··· Records for the task
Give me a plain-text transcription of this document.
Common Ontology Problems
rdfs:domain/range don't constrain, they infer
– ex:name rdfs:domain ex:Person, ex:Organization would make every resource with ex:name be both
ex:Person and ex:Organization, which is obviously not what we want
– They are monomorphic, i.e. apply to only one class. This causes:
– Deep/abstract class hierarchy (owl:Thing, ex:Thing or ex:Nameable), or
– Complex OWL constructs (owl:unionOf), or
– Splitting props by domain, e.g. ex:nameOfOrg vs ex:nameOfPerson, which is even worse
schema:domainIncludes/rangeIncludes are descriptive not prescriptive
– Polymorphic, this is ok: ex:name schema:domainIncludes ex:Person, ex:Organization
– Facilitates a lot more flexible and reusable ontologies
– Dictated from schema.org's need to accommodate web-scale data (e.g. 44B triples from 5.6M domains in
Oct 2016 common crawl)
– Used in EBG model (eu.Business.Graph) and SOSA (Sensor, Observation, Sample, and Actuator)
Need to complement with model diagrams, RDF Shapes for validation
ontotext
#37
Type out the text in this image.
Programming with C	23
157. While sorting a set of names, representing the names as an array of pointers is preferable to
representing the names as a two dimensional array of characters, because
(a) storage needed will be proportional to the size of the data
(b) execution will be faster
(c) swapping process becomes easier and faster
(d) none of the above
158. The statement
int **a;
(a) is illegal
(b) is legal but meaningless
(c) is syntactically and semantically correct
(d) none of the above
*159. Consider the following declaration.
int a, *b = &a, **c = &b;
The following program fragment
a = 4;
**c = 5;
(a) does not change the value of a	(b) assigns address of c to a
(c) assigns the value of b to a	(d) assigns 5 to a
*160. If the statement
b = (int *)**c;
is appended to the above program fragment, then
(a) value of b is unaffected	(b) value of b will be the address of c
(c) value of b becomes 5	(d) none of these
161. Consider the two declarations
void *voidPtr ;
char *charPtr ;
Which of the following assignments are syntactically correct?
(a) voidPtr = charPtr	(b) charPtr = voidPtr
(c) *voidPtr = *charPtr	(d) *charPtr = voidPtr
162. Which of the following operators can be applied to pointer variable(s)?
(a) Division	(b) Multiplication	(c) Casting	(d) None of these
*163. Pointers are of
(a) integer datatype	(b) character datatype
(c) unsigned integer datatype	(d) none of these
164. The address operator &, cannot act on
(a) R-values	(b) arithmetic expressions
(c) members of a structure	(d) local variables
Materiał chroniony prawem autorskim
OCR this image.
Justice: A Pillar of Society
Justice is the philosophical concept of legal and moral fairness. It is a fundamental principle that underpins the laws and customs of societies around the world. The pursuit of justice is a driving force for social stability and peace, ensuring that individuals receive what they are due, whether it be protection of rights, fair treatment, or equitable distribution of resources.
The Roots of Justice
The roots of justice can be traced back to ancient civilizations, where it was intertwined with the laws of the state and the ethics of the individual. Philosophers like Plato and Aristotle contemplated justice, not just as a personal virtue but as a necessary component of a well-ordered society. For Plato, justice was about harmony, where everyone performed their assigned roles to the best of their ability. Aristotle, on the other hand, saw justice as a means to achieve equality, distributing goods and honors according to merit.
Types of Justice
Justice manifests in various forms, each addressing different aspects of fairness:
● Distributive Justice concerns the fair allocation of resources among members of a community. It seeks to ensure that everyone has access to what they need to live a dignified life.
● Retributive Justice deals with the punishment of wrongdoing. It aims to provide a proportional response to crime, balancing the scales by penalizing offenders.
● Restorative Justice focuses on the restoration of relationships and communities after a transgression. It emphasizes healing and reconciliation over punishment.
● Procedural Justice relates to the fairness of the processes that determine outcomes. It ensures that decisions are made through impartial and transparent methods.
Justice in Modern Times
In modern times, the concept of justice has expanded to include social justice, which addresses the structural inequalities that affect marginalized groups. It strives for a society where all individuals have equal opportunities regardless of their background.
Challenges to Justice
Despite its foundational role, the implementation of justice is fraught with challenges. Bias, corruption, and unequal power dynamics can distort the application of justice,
······
Copy out all of the records shown above exactly.

Give me a plain-text transcription of this document.
Common Ontology Problems
rdfs:domain/range don't constrain, they infer
– ex:name rdfs:domain ex:Person, ex:Organization would make every resource with ex:name be both
ex:Person and ex:Organization, which is obviously not what we want
– They are monomorphic, i.e. apply to only one class. This causes:
– Deep/abstract class hierarchy (owl:Thing, ex:Thing or ex:Nameable), or
– Complex OWL constructs (owl:unionOf), or
– Splitting props by domain, e.g. ex:nameOfOrg vs ex:nameOfPerson, which is even worse
schema:domainIncludes/rangeIncludes are descriptive not prescriptive
– Polymorphic, this is ok: ex:name schema:domainIncludes ex:Person, ex:Organization
– Facilitates a lot more flexible and reusable ontologies
– Dictated from schema.org's need to accommodate web-scale data (e.g. 44B triples from 5.6M domains in
Oct 2016 common crawl)
– Used in EBG model (eu.Business.Graph) and SOSA (Sensor, Observation, Sample, and Actuator)
Need to complement with model diagrams, RDF Shapes for validation
ontotext
#37
Type out the text in this image.
Programming with C	23
157. While sorting a set of names, representing the names as an array of pointers is preferable to
representing the names as a two dimensional array of characters, because
(a) storage needed will be proportional to the size of the data
(b) execution will be faster
(c) swapping process becomes easier and faster
(d) none of the above
158. The statement
int **a;
(a) is illegal
(b) is legal but meaningless
(c) is syntactically and semantically correct
(d) none of the above
*159. Consider the following declaration.
int a, *b = &a, **c = &b;
The following program fragment
a = 4;
**c = 5;
(a) does not change the value of a	(b) assigns address of c to a
(c) assigns the value of b to a	(d) assigns 5 to a
*160. If the statement
b = (int *)**c;
is appended to the above program fragment, then
(a) value of b is unaffected	(b) value of b will be the address of c
(c) value of b becomes 5	(d) none of these
161. Consider the two declarations
void *voidPtr ;
char *charPtr ;
Which of the following assignments are syntactically correct?
(a) voidPtr = charPtr	(b) charPtr = voidPtr
(c) *voidPtr = *charPtr	(d) *charPtr = voidPtr
162. Which of the following operators can be applied to pointer variable(s)?
(a) Division	(b) Multiplication	(c) Casting	(d) None of these
*163. Pointers are of
(a) integer datatype	(b) character datatype
(c) unsigned integer datatype	(d) none of these
164. The address operator &, cannot act on
(a) R-values	(b) arithmetic expressions
(c) members of a structure	(d) local variables
Materiał chroniony prawem autorskim
OCR this image.
Justice: A Pillar of Society
Justice is the philosophical concept of legal and moral fairness. It is a fundamental principle that underpins the laws and customs of societies around the world. The pursuit of justice is a driving force for social stability and peace, ensuring that individuals receive what they are due, whether it be protection of rights, fair treatment, or equitable distribution of resources.
The Roots of Justice
The roots of justice can be traced back to ancient civilizations, where it was intertwined with the laws of the state and the ethics of the individual. Philosophers like Plato and Aristotle contemplated justice, not just as a personal virtue but as a necessary component of a well-ordered society. For Plato, justice was about harmony, where everyone performed their assigned roles to the best of their ability. Aristotle, on the other hand, saw justice as a means to achieve equality, distributing goods and honors according to merit.
Types of Justice
Justice manifests in various forms, each addressing different aspects of fairness:
● Distributive Justice concerns the fair allocation of resources among members of a community. It seeks to ensure that everyone has access to what they need to live a dignified life.
● Retributive Justice deals with the punishment of wrongdoing. It aims to provide a proportional response to crime, balancing the scales by penalizing offenders.
● Restorative Justice focuses on the restoration of relationships and communities after a transgression. It emphasizes healing and reconciliation over punishment.
● Procedural Justice relates to the fairness of the processes that determine outcomes. It ensures that decisions are made through impartial and transparent methods.
Justice in Modern Times
In modern times, the concept of justice has expanded to include social justice, which addresses the structural inequalities that affect marginalized groups. It strives for a society where all individuals have equal opportunities regardless of their background.
Challenges to Justice
Despite its foundational role, the implementation of justice is fraught with challenges. Bias, corruption, and unequal power dynamics can distort the application of justice,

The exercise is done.